*What is required:* Your task is to print all of the data word for word.

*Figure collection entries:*
━━━━━━━━
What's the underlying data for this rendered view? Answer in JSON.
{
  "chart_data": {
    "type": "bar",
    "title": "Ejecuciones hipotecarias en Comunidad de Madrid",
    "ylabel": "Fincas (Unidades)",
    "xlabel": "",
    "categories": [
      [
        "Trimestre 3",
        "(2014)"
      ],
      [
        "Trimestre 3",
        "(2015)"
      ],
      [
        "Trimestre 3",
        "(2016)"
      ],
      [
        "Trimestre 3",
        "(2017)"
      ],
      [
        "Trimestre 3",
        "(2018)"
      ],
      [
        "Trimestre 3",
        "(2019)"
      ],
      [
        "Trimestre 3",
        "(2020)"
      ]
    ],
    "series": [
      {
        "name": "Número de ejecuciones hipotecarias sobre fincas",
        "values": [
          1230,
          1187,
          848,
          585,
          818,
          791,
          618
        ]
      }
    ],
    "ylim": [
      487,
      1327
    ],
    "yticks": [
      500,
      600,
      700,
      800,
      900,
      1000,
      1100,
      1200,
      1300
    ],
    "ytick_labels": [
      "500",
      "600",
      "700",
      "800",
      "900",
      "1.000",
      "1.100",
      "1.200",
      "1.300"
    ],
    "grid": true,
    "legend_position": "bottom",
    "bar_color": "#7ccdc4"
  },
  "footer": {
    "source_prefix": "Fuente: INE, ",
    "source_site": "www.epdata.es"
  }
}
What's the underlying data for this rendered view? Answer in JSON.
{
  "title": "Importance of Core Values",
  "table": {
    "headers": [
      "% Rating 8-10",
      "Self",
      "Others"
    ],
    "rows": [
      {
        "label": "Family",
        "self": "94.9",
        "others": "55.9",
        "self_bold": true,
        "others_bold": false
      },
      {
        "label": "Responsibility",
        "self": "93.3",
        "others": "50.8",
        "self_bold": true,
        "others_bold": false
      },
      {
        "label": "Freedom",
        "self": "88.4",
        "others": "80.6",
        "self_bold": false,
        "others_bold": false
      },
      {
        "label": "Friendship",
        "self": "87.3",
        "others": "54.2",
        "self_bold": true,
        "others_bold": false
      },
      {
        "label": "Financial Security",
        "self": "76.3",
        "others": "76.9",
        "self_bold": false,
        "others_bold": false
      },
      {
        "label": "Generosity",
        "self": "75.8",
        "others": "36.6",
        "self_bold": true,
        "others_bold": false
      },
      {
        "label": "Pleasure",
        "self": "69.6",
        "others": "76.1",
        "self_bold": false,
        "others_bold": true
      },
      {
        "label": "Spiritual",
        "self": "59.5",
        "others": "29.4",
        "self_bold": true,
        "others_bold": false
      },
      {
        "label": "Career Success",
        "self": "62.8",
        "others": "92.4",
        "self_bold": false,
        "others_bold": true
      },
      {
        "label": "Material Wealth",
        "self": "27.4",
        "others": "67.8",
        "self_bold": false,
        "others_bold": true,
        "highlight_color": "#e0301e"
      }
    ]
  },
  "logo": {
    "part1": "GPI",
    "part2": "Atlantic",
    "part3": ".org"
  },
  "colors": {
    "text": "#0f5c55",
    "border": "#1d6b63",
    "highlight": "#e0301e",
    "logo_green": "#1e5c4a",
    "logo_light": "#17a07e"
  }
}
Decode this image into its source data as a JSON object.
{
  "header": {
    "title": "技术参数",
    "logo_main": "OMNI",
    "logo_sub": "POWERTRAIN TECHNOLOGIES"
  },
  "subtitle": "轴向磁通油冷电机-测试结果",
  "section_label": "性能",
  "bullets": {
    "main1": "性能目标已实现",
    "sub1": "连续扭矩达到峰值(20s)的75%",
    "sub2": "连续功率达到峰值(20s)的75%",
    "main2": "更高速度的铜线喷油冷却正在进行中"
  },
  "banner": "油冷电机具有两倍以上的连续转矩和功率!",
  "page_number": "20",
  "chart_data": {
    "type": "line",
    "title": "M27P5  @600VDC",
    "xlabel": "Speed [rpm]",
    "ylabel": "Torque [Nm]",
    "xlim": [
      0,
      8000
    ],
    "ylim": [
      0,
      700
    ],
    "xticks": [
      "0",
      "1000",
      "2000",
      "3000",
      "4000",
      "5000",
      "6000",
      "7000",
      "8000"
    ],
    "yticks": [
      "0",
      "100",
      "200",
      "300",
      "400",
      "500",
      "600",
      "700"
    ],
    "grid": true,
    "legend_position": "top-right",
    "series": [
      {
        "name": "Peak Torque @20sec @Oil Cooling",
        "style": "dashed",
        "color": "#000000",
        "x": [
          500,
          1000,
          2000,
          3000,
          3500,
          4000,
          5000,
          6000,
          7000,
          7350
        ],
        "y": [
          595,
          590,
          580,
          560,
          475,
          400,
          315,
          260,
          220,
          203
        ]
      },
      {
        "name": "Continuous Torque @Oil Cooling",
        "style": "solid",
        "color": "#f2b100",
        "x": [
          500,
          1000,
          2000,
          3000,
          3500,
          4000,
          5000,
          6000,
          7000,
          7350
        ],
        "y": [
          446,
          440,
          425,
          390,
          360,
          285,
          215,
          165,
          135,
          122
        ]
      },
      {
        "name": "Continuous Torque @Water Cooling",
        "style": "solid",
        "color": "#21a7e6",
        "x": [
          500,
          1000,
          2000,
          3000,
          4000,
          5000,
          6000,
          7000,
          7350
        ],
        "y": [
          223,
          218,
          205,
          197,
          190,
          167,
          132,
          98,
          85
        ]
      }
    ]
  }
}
━━━━━━━━
*Correct output:*
What's the underlying data for this rendered view? Answer in JSON.
{
  "chart_data": {
    "type": "bar",
    "title": "Ejecuciones hipotecarias en Comunidad de Madrid",
    "ylabel": "Fincas (Unidades)",
    "xlabel": "",
    "categories": [
      [
        "Trimestre 3",
        "(2014)"
      ],
      [
        "Trimestre 3",
        "(2015)"
      ],
      [
        "Trimestre 3",
        "(2016)"
      ],
      [
        "Trimestre 3",
        "(2017)"
      ],
      [
        "Trimestre 3",
        "(2018)"
      ],
      [
        "Trimestre 3",
        "(2019)"
      ],
      [
        "Trimestre 3",
        "(2020)"
      ]
    ],
    "series": [
      {
        "name": "Número de ejecuciones hipotecarias sobre fincas",
        "values": [
          1230,
          1187,
          848,
          585,
          818,
          791,
          618
        ]
      }
    ],
    "ylim": [
      487,
      1327
    ],
    "yticks": [
      500,
      600,
      700,
      800,
      900,
      1000,
      1100,
      1200,
      1300
    ],
    "ytick_labels": [
      "500",
      "600",
      "700",
      "800",
      "900",
      "1.000",
      "1.100",
      "1.200",
      "1.300"
    ],
    "grid": true,
    "legend_position": "bottom",
    "bar_color": "#7ccdc4"
  },
  "footer": {
    "source_prefix": "Fuente: INE, ",
    "source_site": "www.epdata.es"
  }
}
What's the underlying data for this rendered view? Answer in JSON.
{
  "title": "Importance of Core Values",
  "table": {
    "headers": [
      "% Rating 8-10",
      "Self",
      "Others"
    ],
    "rows": [
      {
        "label": "Family",
        "self": "94.9",
        "others": "55.9",
        "self_bold": true,
        "others_bold": false
      },
      {
        "label": "Responsibility",
        "self": "93.3",
        "others": "50.8",
        "self_bold": true,
        "others_bold": false
      },
      {
        "label": "Freedom",
        "self": "88.4",
        "others": "80.6",
        "self_bold": false,
        "others_bold": false
      },
      {
        "label": "Friendship",
        "self": "87.3",
        "others": "54.2",
        "self_bold": true,
        "others_bold": false
      },
      {
        "label": "Financial Security",
        "self": "76.3",
        "others": "76.9",
        "self_bold": false,
        "others_bold": false
      },
      {
        "label": "Generosity",
        "self": "75.8",
        "others": "36.6",
        "self_bold": true,
        "others_bold": false
      },
      {
        "label": "Pleasure",
        "self": "69.6",
        "others": "76.1",
        "self_bold": false,
        "others_bold": true
      },
      {
        "label": "Spiritual",
        "self": "59.5",
        "others": "29.4",
        "self_bold": true,
        "others_bold": false
      },
      {
        "label": "Career Success",
        "self": "62.8",
        "others": "92.4",
        "self_bold": false,
        "others_bold": true
      },
      {
        "label": "Material Wealth",
        "self": "27.4",
        "others": "67.8",
        "self_bold": false,
        "others_bold": true,
        "highlight_color": "#e0301e"
      }
    ]
  },
  "logo": {
    "part1": "GPI",
    "part2": "Atlantic",
    "part3": ".org"
  },
  "colors": {
    "text": "#0f5c55",
    "border": "#1d6b63",
    "highlight": "#e0301e",
    "logo_green": "#1e5c4a",
    "logo_light": "#17a07e"
  }
}
Decode this image into its source data as a JSON object.
{
  "header": {
    "title": "技术参数",
    "logo_main": "OMNI",
    "logo_sub": "POWERTRAIN TECHNOLOGIES"
  },
  "subtitle": "轴向磁通油冷电机-测试结果",
  "section_label": "性能",
  "bullets": {
    "main1": "性能目标已实现",
    "sub1": "连续扭矩达到峰值(20s)的75%",
    "sub2": "连续功率达到峰值(20s)的75%",
    "main2": "更高速度的铜线喷油冷却正在进行中"
  },
  "banner": "油冷电机具有两倍以上的连续转矩和功率!",
  "page_number": "20",
  "chart_data": {
    "type": "line",
    "title": "M27P5  @600VDC",
    "xlabel": "Speed [rpm]",
    "ylabel": "Torque [Nm]",
    "xlim": [
      0,
      8000
    ],
    "ylim": [
      0,
      700
    ],
    "xticks": [
      "0",
      "1000",
      "2000",
      "3000",
      "4000",
      "5000",
      "6000",
      "7000",
      "8000"
    ],
    "yticks": [
      "0",
      "100",
      "200",
      "300",
      "400",
      "500",
      "600",
      "700"
    ],
    "grid": true,
    "legend_position": "top-right",
    "series": [
      {
        "name": "Peak Torque @20sec @Oil Cooling",
        "style": "dashed",
        "color": "#000000",
        "x": [
          500,
          1000,
          2000,
          3000,
          3500,
          4000,
          5000,
          6000,
          7000,
          7350
        ],
        "y": [
          595,
          590,
          580,
          560,
          475,
          400,
          315,
          260,
          220,
          203
        ]
      },
      {
        "name": "Continuous Torque @Oil Cooling",
        "style": "solid",
        "color": "#f2b100",
        "x": [
          500,
          1000,
          2000,
          3000,
          3500,
          4000,
          5000,
          6000,
          7000,
          7350
        ],
        "y": [
          446,
          440,
          425,
          390,
          360,
          285,
          215,
          165,
          135,
          122
        ]
      },
      {
        "name": "Continuous Torque @Water Cooling",
        "style": "solid",
        "color": "#21a7e6",
        "x": [
          500,
          1000,
          2000,
          3000,
          4000,
          5000,
          6000,
          7000,
          7350
        ],
        "y": [
          223,
          218,
          205,
          197,
          190,
          167,
          132,
          98,
          85
        ]
      }
    ]
  }
}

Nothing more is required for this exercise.